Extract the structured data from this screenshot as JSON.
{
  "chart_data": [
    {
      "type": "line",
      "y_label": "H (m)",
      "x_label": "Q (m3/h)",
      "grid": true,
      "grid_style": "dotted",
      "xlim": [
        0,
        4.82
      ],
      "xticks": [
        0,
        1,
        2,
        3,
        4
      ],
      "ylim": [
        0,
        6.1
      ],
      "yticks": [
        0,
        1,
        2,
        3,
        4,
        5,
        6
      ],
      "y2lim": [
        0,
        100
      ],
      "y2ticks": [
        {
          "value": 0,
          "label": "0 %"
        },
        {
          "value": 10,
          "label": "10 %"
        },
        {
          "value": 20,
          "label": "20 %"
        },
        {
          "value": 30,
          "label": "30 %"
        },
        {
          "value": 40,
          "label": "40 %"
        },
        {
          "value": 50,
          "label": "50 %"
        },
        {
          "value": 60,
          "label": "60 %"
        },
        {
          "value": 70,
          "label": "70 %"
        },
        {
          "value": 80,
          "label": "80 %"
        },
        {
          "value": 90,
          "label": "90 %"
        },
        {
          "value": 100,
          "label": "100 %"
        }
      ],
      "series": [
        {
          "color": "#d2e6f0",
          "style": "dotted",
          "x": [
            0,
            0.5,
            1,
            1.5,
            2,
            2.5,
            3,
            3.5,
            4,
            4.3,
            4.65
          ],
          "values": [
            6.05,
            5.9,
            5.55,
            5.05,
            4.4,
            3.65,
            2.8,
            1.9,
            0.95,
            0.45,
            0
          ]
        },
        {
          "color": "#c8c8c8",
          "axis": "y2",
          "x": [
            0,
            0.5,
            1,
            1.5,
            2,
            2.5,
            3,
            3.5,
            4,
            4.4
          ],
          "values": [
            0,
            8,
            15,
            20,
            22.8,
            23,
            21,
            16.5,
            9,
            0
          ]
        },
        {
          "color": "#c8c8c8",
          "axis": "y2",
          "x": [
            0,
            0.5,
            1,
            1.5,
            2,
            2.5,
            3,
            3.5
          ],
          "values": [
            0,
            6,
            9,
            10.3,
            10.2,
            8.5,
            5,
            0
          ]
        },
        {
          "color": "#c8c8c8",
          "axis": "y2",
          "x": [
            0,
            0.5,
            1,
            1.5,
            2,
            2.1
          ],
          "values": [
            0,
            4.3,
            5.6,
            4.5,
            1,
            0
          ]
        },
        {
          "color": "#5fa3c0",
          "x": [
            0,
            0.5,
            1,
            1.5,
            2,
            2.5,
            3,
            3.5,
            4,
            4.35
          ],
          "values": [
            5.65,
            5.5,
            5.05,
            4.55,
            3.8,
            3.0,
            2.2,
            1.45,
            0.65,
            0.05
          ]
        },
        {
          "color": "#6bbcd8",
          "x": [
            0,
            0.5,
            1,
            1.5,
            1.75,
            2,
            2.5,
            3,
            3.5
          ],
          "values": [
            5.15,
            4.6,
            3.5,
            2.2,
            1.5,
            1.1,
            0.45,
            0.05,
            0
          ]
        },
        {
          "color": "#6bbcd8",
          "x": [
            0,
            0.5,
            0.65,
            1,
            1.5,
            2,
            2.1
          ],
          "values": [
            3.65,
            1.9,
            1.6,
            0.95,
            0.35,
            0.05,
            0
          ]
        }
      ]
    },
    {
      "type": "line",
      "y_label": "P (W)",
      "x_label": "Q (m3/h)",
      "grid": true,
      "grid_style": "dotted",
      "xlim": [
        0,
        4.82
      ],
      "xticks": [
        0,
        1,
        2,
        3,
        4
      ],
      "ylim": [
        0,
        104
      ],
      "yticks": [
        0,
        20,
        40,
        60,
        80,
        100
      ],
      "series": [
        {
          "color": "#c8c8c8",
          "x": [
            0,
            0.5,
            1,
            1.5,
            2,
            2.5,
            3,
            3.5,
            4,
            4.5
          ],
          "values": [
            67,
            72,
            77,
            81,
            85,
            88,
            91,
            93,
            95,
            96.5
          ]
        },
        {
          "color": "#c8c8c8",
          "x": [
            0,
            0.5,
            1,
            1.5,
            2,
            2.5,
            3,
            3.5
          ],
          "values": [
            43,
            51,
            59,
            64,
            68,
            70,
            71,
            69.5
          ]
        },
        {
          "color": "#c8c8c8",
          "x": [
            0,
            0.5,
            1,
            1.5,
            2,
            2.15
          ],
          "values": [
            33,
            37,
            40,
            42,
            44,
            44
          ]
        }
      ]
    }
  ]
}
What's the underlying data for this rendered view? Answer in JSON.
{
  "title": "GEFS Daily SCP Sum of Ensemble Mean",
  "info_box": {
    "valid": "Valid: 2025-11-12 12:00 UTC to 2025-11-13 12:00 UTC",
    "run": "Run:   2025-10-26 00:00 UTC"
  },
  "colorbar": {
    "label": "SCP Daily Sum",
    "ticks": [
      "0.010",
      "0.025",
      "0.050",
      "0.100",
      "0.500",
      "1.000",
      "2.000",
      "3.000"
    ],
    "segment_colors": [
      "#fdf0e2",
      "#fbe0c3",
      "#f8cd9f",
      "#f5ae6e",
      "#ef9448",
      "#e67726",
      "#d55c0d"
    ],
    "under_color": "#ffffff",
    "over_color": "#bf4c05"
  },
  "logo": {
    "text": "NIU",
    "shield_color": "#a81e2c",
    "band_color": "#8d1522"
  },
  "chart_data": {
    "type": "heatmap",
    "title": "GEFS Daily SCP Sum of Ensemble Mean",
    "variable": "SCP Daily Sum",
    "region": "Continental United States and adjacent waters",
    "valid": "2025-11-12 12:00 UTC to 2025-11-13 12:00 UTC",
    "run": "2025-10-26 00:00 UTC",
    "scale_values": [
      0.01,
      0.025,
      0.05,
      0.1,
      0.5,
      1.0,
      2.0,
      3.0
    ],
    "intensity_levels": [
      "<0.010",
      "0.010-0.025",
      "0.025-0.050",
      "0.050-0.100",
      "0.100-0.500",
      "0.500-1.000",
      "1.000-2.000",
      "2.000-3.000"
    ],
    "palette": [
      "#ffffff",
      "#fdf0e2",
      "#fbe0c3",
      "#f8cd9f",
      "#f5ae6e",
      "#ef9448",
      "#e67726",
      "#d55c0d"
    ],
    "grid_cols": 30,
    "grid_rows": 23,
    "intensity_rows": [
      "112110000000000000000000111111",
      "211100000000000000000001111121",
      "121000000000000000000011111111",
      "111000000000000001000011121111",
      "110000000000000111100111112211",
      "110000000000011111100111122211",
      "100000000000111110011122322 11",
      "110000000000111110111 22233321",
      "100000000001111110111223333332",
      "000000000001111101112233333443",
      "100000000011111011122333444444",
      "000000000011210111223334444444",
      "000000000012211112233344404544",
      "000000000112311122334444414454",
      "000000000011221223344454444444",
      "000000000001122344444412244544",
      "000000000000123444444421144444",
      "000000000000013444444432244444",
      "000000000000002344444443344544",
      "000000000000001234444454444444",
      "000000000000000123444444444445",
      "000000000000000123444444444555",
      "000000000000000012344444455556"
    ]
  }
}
▬▬▬
[The request] Write out the records shown above, exactly as they appear.

[Complete output]
Extract the structured data from this screenshot as JSON.
{
  "chart_data": [
    {
      "type": "line",
      "y_label": "H (m)",
      "x_label": "Q (m3/h)",
      "grid": true,
      "grid_style": "dotted",
      "xlim": [
        0,
        4.82
      ],
      "xticks": [
        0,
        1,
        2,
        3,
        4
      ],
      "ylim": [
        0,
        6.1
      ],
      "yticks": [
        0,
        1,
        2,
        3,
        4,
        5,
        6
      ],
      "y2lim": [
        0,
        100
      ],
      "y2ticks": [
        {
          "value": 0,
          "label": "0 %"
        },
        {
          "value": 10,
          "label": "10 %"
        },
        {
          "value": 20,
          "label": "20 %"
        },
        {
          "value": 30,
          "label": "30 %"
        },
        {
          "value": 40,
          "label": "40 %"
        },
        {
          "value": 50,
          "label": "50 %"
        },
        {
          "value": 60,
          "label": "60 %"
        },
        {
          "value": 70,
          "label": "70 %"
        },
        {
          "value": 80,
          "label": "80 %"
        },
        {
          "value": 90,
          "label": "90 %"
        },
        {
          "value": 100,
          "label": "100 %"
        }
      ],
      "series": [
        {
          "color": "#d2e6f0",
          "style": "dotted",
          "x": [
            0,
            0.5,
            1,
            1.5,
            2,
            2.5,
            3,
            3.5,
            4,
            4.3,
            4.65
          ],
          "values": [
            6.05,
            5.9,
            5.55,
            5.05,
            4.4,
            3.65,
            2.8,
            1.9,
            0.95,
            0.45,
            0
          ]
        },
        {
          "color": "#c8c8c8",
          "axis": "y2",
          "x": [
            0,
            0.5,
            1,
            1.5,
            2,
            2.5,
            3,
            3.5,
            4,
            4.4
          ],
          "values": [
            0,
            8,
            15,
            20,
            22.8,
            23,
            21,
            16.5,
            9,
            0
          ]
        },
        {
          "color": "#c8c8c8",
          "axis": "y2",
          "x": [
            0,
            0.5,
            1,
            1.5,
            2,
            2.5,
            3,
            3.5
          ],
          "values": [
            0,
            6,
            9,
            10.3,
            10.2,
            8.5,
            5,
            0
          ]
        },
        {
          "color": "#c8c8c8",
          "axis": "y2",
          "x": [
            0,
            0.5,
            1,
            1.5,
            2,
            2.1
          ],
          "values": [
            0,
            4.3,
            5.6,
            4.5,
            1,
            0
          ]
        },
        {
          "color": "#5fa3c0",
          "x": [
            0,
            0.5,
            1,
            1.5,
            2,
            2.5,
            3,
            3.5,
            4,
            4.35
          ],
          "values": [
            5.65,
            5.5,
            5.05,
            4.55,
            3.8,
            3.0,
            2.2,
            1.45,
            0.65,
            0.05
          ]
        },
        {
          "color": "#6bbcd8",
          "x": [
            0,
            0.5,
            1,
            1.5,
            1.75,
            2,
            2.5,
            3,
            3.5
          ],
          "values": [
            5.15,
            4.6,
            3.5,
            2.2,
            1.5,
            1.1,
            0.45,
            0.05,
            0
          ]
        },
        {
          "color": "#6bbcd8",
          "x": [
            0,
            0.5,
            0.65,
            1,
            1.5,
            2,
            2.1
          ],
          "values": [
            3.65,
            1.9,
            1.6,
            0.95,
            0.35,
            0.05,
            0
          ]
        }
      ]
    },
    {
      "type": "line",
      "y_label": "P (W)",
      "x_label": "Q (m3/h)",
      "grid": true,
      "grid_style": "dotted",
      "xlim": [
        0,
        4.82
      ],
      "xticks": [
        0,
        1,
        2,
        3,
        4
      ],
      "ylim": [
        0,
        104
      ],
      "yticks": [
        0,
        20,
        40,
        60,
        80,
        100
      ],
      "series": [
        {
          "color": "#c8c8c8",
          "x": [
            0,
            0.5,
            1,
            1.5,
            2,
            2.5,
            3,
            3.5,
            4,
            4.5
          ],
          "values": [
            67,
            72,
            77,
            81,
            85,
            88,
            91,
            93,
            95,
            96.5
          ]
        },
        {
          "color": "#c8c8c8",
          "x": [
            0,
            0.5,
            1,
            1.5,
            2,
            2.5,
            3,
            3.5
          ],
          "values": [
            43,
            51,
            59,
            64,
            68,
            70,
            71,
            69.5
          ]
        },
        {
          "color": "#c8c8c8",
          "x": [
            0,
            0.5,
            1,
            1.5,
            2,
            2.15
          ],
          "values": [
            33,
            37,
            40,
            42,
            44,
            44
          ]
        }
      ]
    }
  ]
}
What's the underlying data for this rendered view? Answer in JSON.
{
  "title": "GEFS Daily SCP Sum of Ensemble Mean",
  "info_box": {
    "valid": "Valid: 2025-11-12 12:00 UTC to 2025-11-13 12:00 UTC",
    "run": "Run:   2025-10-26 00:00 UTC"
  },
  "colorbar": {
    "label": "SCP Daily Sum",
    "ticks": [
      "0.010",
      "0.025",
      "0.050",
      "0.100",
      "0.500",
      "1.000",
      "2.000",
      "3.000"
    ],
    "segment_colors": [
      "#fdf0e2",
      "#fbe0c3",
      "#f8cd9f",
      "#f5ae6e",
      "#ef9448",
      "#e67726",
      "#d55c0d"
    ],
    "under_color": "#ffffff",
    "over_color": "#bf4c05"
  },
  "logo": {
    "text": "NIU",
    "shield_color": "#a81e2c",
    "band_color": "#8d1522"
  },
  "chart_data": {
    "type": "heatmap",
    "title": "GEFS Daily SCP Sum of Ensemble Mean",
    "variable": "SCP Daily Sum",
    "region": "Continental United States and adjacent waters",
    "valid": "2025-11-12 12:00 UTC to 2025-11-13 12:00 UTC",
    "run": "2025-10-26 00:00 UTC",
    "scale_values": [
      0.01,
      0.025,
      0.05,
      0.1,
      0.5,
      1.0,
      2.0,
      3.0
    ],
    "intensity_levels": [
      "<0.010",
      "0.010-0.025",
      "0.025-0.050",
      "0.050-0.100",
      "0.100-0.500",
      "0.500-1.000",
      "1.000-2.000",
      "2.000-3.000"
    ],
    "palette": [
      "#ffffff",
      "#fdf0e2",
      "#fbe0c3",
      "#f8cd9f",
      "#f5ae6e",
      "#ef9448",
      "#e67726",
      "#d55c0d"
    ],
    "grid_cols": 30,
    "grid_rows": 23,
    "intensity_rows": [
      "112110000000000000000000111111",
      "211100000000000000000001111121",
      "121000000000000000000011111111",
      "111000000000000001000011121111",
      "110000000000000111100111112211",
      "110000000000011111100111122211",
      "100000000000111110011122322 11",
      "110000000000111110111 22233321",
      "100000000001111110111223333332",
      "000000000001111101112233333443",
      "100000000011111011122333444444",
      "000000000011210111223334444444",
      "000000000012211112233344404544",
      "000000000112311122334444414454",
      "000000000011221223344454444444",
      "000000000001122344444412244544",
      "000000000000123444444421144444",
      "000000000000013444444432244444",
      "000000000000002344444443344544",
      "000000000000001234444454444444",
      "000000000000000123444444444445",
      "000000000000000123444444444555",
      "000000000000000012344444455556"
    ]
  }
}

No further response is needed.